■ Stated problem ■
Copy each line containing the word "конченная" from the records that follow, please.

================================

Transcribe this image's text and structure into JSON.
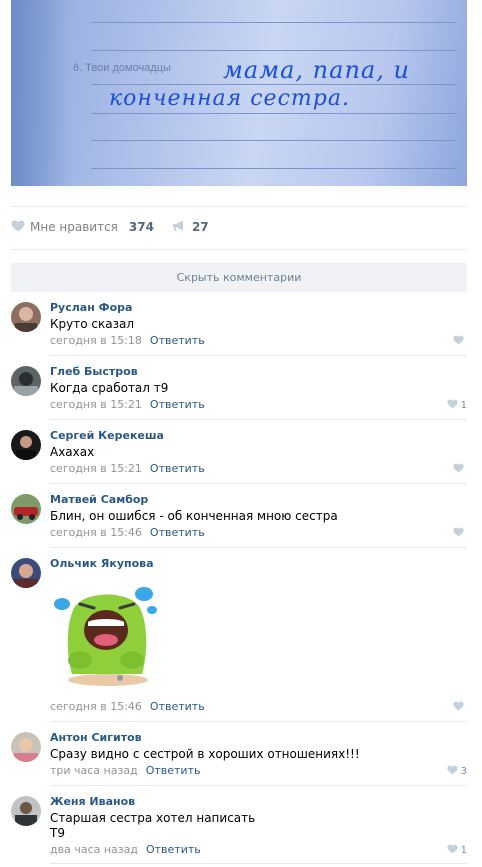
{
  "post": {
    "photo": {
      "printed_label": "6. Твои домочадцы",
      "handwriting_line1": "мама, папа, и",
      "handwriting_line2": "конченная сестра."
    },
    "likes_label": "Мне нравится",
    "likes_count": "374",
    "shares_count": "27"
  },
  "comments_toggle": "Скрыть комментарии",
  "comments": [
    {
      "author": "Руслан Фора",
      "text": "Круто сказал",
      "time": "сегодня в 15:18",
      "reply": "Ответить",
      "likes": ""
    },
    {
      "author": "Глеб Быстров",
      "text": "Когда сработал т9",
      "time": "сегодня в 15:21",
      "reply": "Ответить",
      "likes": "1"
    },
    {
      "author": "Сергей Керекеша",
      "text": "Ахахах",
      "time": "сегодня в 15:21",
      "reply": "Ответить",
      "likes": ""
    },
    {
      "author": "Матвей Самбор",
      "text": "Блин, он ошибся - об конченная мною сестра",
      "time": "сегодня в 15:46",
      "reply": "Ответить",
      "likes": ""
    },
    {
      "author": "Ольчик Якупова",
      "text": "",
      "time": "сегодня в 15:46",
      "reply": "Ответить",
      "likes": ""
    },
    {
      "author": "Антон Сигитов",
      "text": "Сразу видно с сестрой в хороших отношениях!!!",
      "time": "три часа назад",
      "reply": "Ответить",
      "likes": "3"
    },
    {
      "author": "Женя Иванов",
      "text_line1": "Старшая сестра хотел написать",
      "text_line2": "Т9",
      "time": "два часа назад",
      "reply": "Ответить",
      "likes": "1"
    }
  ],
  "icons": {
    "like": "heart-icon",
    "share": "megaphone-icon",
    "comment_like": "heart-icon",
    "sticker": "laughing-cactus-sticker"
  },
  "colors": {
    "link": "#2a5885",
    "meta": "#939393",
    "separator": "#e7e8ec"
  }
}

================================

■ Written solution ■
      "handwriting_line2": "конченная сестра."
      "text": "Блин, он ошибся - об конченная мною сестра",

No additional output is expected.